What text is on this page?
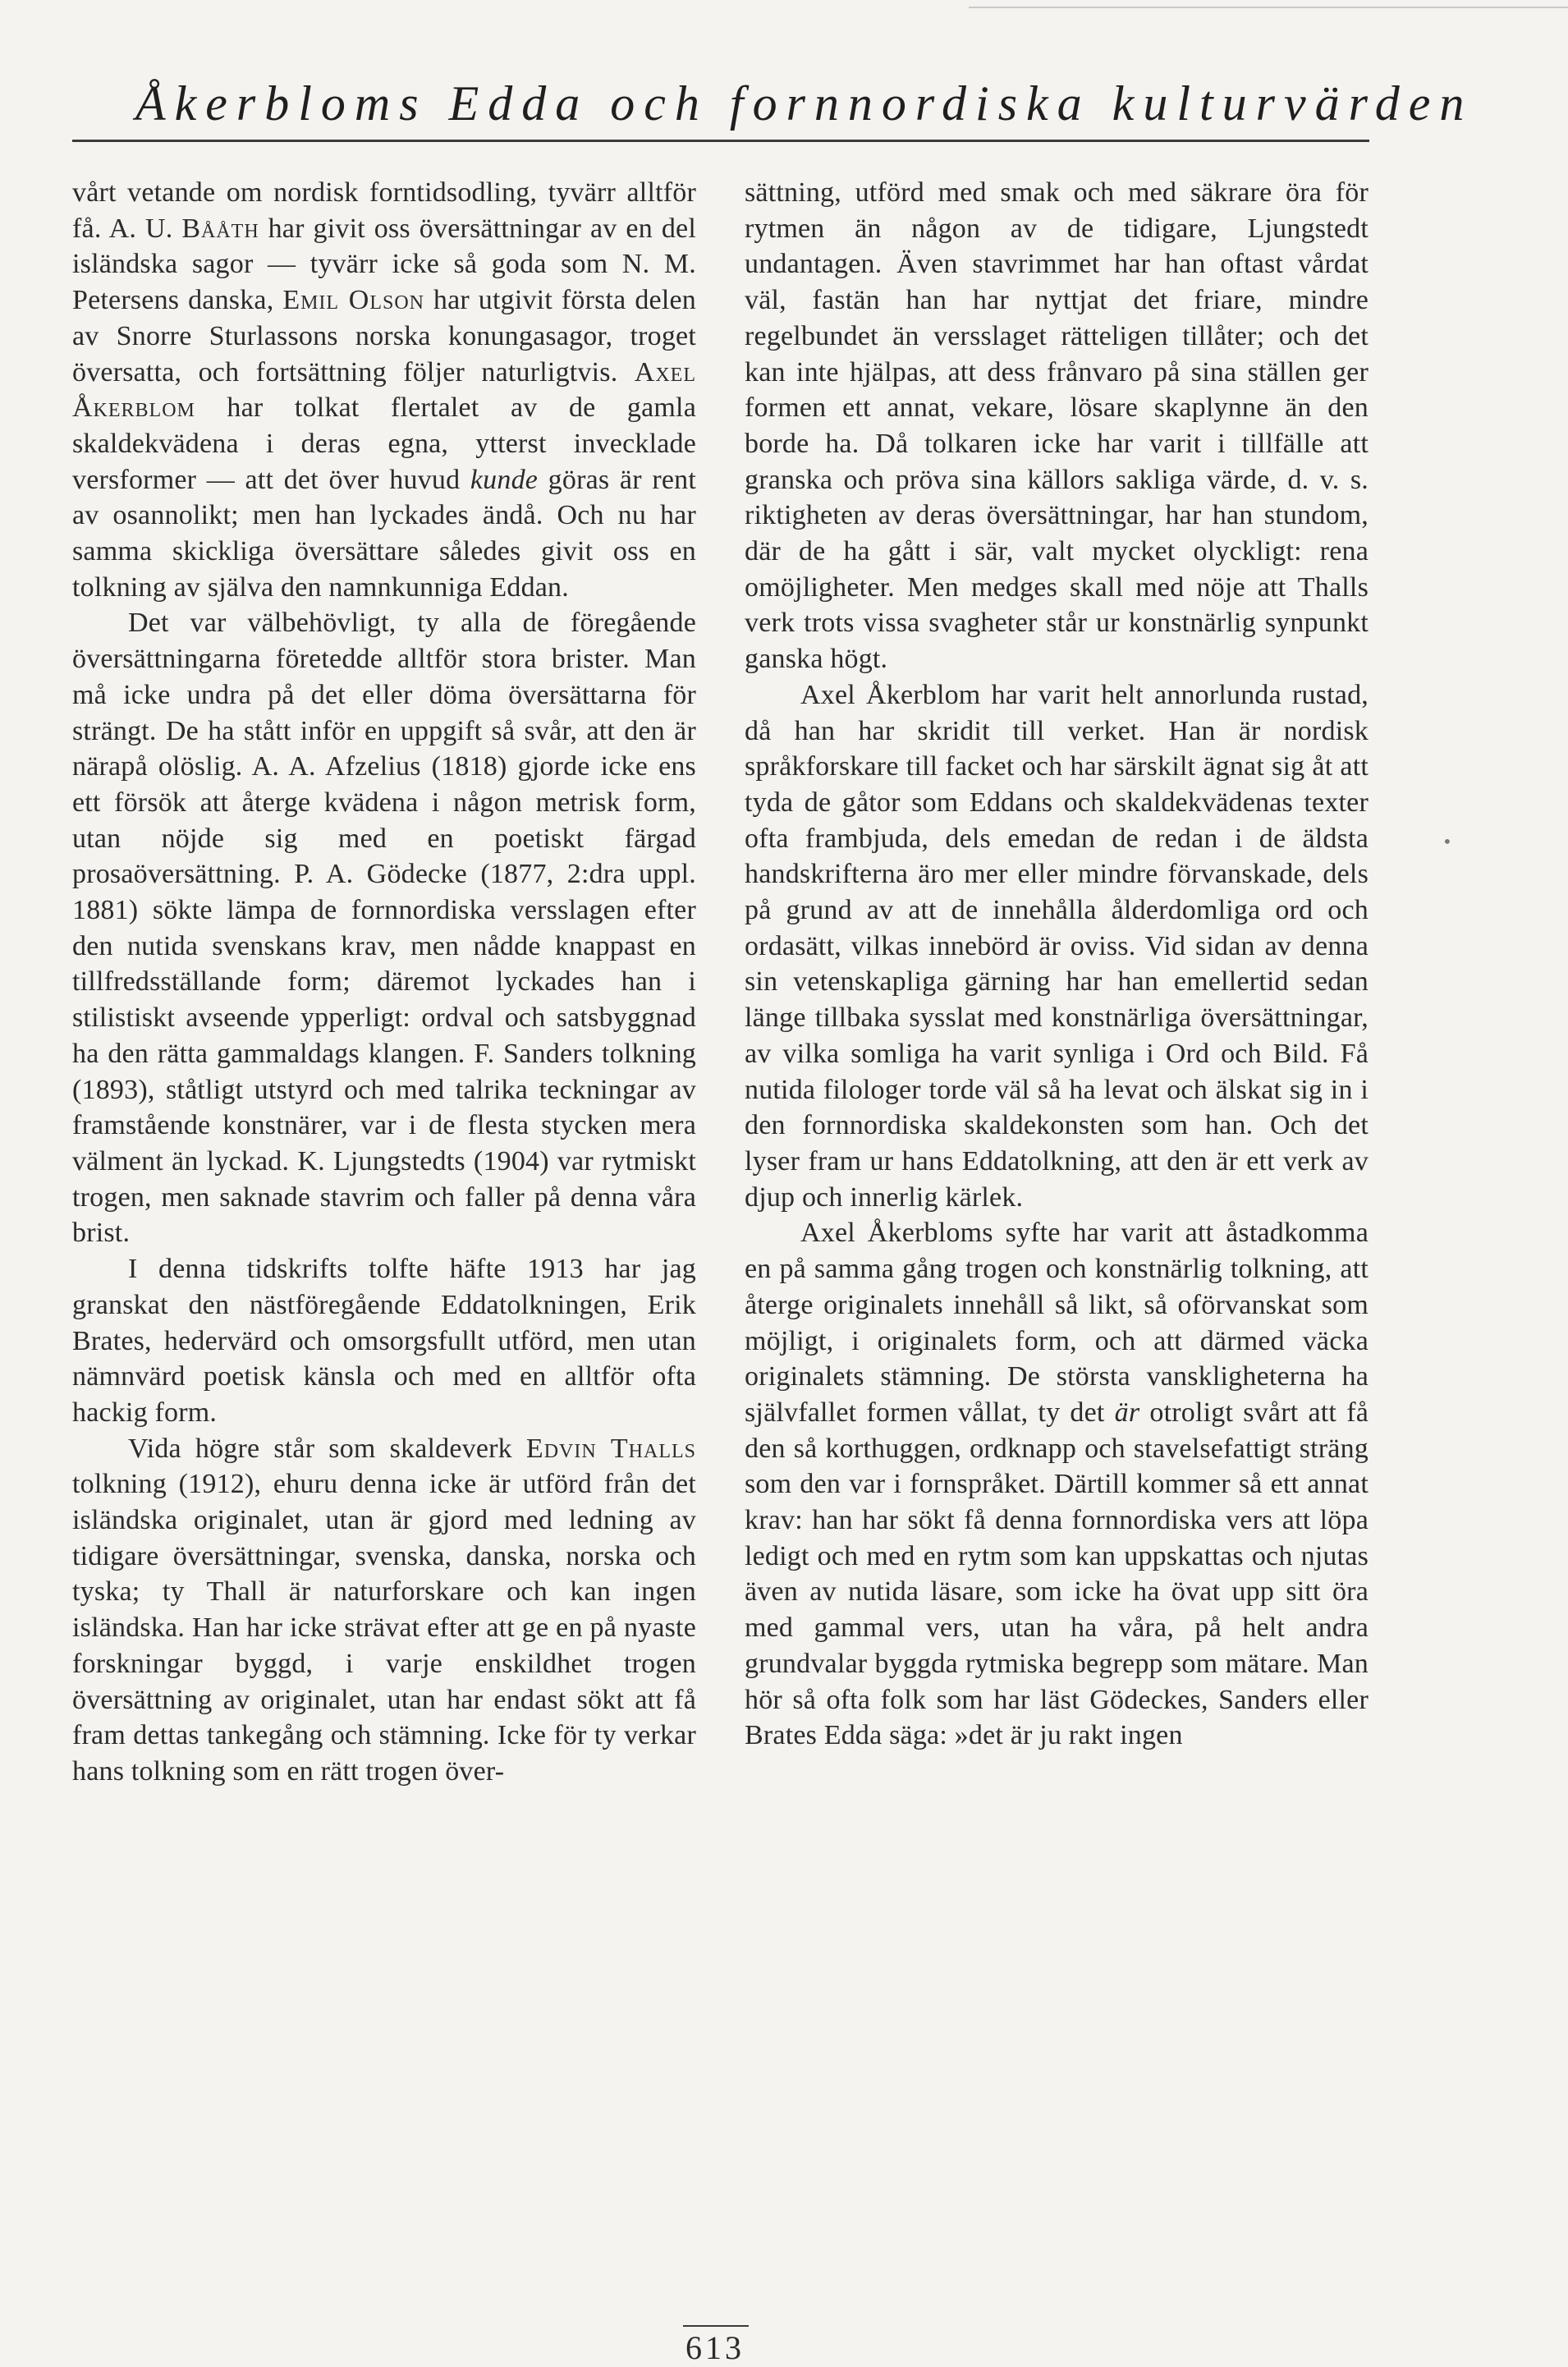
Åkerbloms Edda och fornnordiska kulturvärden

vårt vetande om nordisk forntidsodling, tyvärr alltför få. A. U. Bååth har givit oss översättningar av en del isländska sagor — tyvärr icke så goda som N. M. Petersens danska, Emil Olson har utgivit första delen av Snorre Sturlassons norska konungasagor, troget översatta, och fortsättning följer naturligtvis. Axel Åkerblom har tolkat flertalet av de gamla skaldekvädena i deras egna, ytterst invecklade versformer — att det över huvud kunde göras är rent av osannolikt; men han lyckades ändå. Och nu har samma skickliga översättare således givit oss en tolkning av själva den namnkunniga Eddan.

Det var välbehövligt, ty alla de föregående översättningarna företedde alltför stora brister. Man må icke undra på det eller döma översättarna för strängt. De ha stått inför en uppgift så svår, att den är närapå olöslig. A. A. Afzelius (1818) gjorde icke ens ett försök att återge kvädena i någon metrisk form, utan nöjde sig med en poetiskt färgad prosaöversättning. P. A. Gödecke (1877, 2:dra uppl. 1881) sökte lämpa de fornnordiska versslagen efter den nutida svenskans krav, men nådde knappast en tillfredsställande form; däremot lyckades han i stilistiskt avseende ypperligt: ordval och satsbyggnad ha den rätta gammaldags klangen. F. Sanders tolkning (1893), ståtligt utstyrd och med talrika teckningar av framstående konstnärer, var i de flesta stycken mera välment än lyckad. K. Ljungstedts (1904) var rytmiskt trogen, men saknade stavrim och faller på denna våra brist.

I denna tidskrifts tolfte häfte 1913 har jag granskat den nästföregående Eddatolkningen, Erik Brates, hedervärd och omsorgsfullt utförd, men utan nämnvärd poetisk känsla och med en alltför ofta hackig form.

Vida högre står som skaldeverk Edvin Thalls tolkning (1912), ehuru denna icke är utförd från det isländska originalet, utan är gjord med ledning av tidigare översättningar, svenska, danska, norska och tyska; ty Thall är naturforskare och kan ingen isländska. Han har icke strävat efter att ge en på nyaste forskningar byggd, i varje enskildhet trogen översättning av originalet, utan har endast sökt att få fram dettas tankegång och stämning. Icke för ty verkar hans tolkning som en rätt trogen över-

sättning, utförd med smak och med säkrare öra för rytmen än någon av de tidigare, Ljungstedt undantagen. Även stavrimmet har han oftast vårdat väl, fastän han har nyttjat det friare, mindre regelbundet än versslaget rätteligen tillåter; och det kan inte hjälpas, att dess frånvaro på sina ställen ger formen ett annat, vekare, lösare skaplynne än den borde ha. Då tolkaren icke har varit i tillfälle att granska och pröva sina källors sakliga värde, d. v. s. riktigheten av deras översättningar, har han stundom, där de ha gått i sär, valt mycket olyckligt: rena omöjligheter. Men medges skall med nöje att Thalls verk trots vissa svagheter står ur konstnärlig synpunkt ganska högt.

Axel Åkerblom har varit helt annorlunda rustad, då han har skridit till verket. Han är nordisk språkforskare till facket och har särskilt ägnat sig åt att tyda de gåtor som Eddans och skaldekvädenas texter ofta frambjuda, dels emedan de redan i de äldsta handskrifterna äro mer eller mindre förvanskade, dels på grund av att de innehålla ålderdomliga ord och ordasätt, vilkas innebörd är oviss. Vid sidan av denna sin vetenskapliga gärning har han emellertid sedan länge tillbaka sysslat med konstnärliga översättningar, av vilka somliga ha varit synliga i Ord och Bild. Få nutida filologer torde väl så ha levat och älskat sig in i den fornnordiska skaldekonsten som han. Och det lyser fram ur hans Eddatolkning, att den är ett verk av djup och innerlig kärlek.

Axel Åkerbloms syfte har varit att åstadkomma en på samma gång trogen och konstnärlig tolkning, att återge originalets innehåll så likt, så oförvanskat som möjligt, i originalets form, och att därmed väcka originalets stämning. De största vanskligheterna ha självfallet formen vållat, ty det är otroligt svårt att få den så korthuggen, ordknapp och stavelsefattigt sträng som den var i fornspråket. Därtill kommer så ett annat krav: han har sökt få denna fornnordiska vers att löpa ledigt och med en rytm som kan uppskattas och njutas även av nutida läsare, som icke ha övat upp sitt öra med gammal vers, utan ha våra, på helt andra grundvalar byggda rytmiska begrepp som mätare. Man hör så ofta folk som har läst Gödeckes, Sanders eller Brates Edda säga: »det är ju rakt ingen

•
613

STATED TASK: Report back each line of the entries that holds the string "norska".

WORKED ANSWER:
vårt vetande om nordisk forntidsodling, tyvärr alltför få. A. U. Bååth har givit oss översättningar av en del isländska sagor — tyvärr icke så goda som N. M. Petersens danska, Emil Olson har utgivit första delen av Snorre Sturlassons norska konungasagor, troget översatta, och fortsättning följer naturligtvis. Axel Åkerblom har tolkat flertalet av de gamla skaldekvädena i deras egna, ytterst invecklade versformer — att det över huvud kunde göras är rent av osannolikt; men han lyckades ändå. Och nu har samma skickliga översättare således givit oss en tolkning av själva den namnkunniga Eddan.
Vida högre står som skaldeverk Edvin Thalls tolkning (1912), ehuru denna icke är utförd från det isländska originalet, utan är gjord med ledning av tidigare översättningar, svenska, danska, norska och tyska; ty Thall är naturforskare och kan ingen isländska. Han har icke strävat efter att ge en på nyaste forskningar byggd, i varje enskildhet trogen översättning av originalet, utan har endast sökt att få fram dettas tankegång och stämning. Icke för ty verkar hans tolkning som en rätt trogen över-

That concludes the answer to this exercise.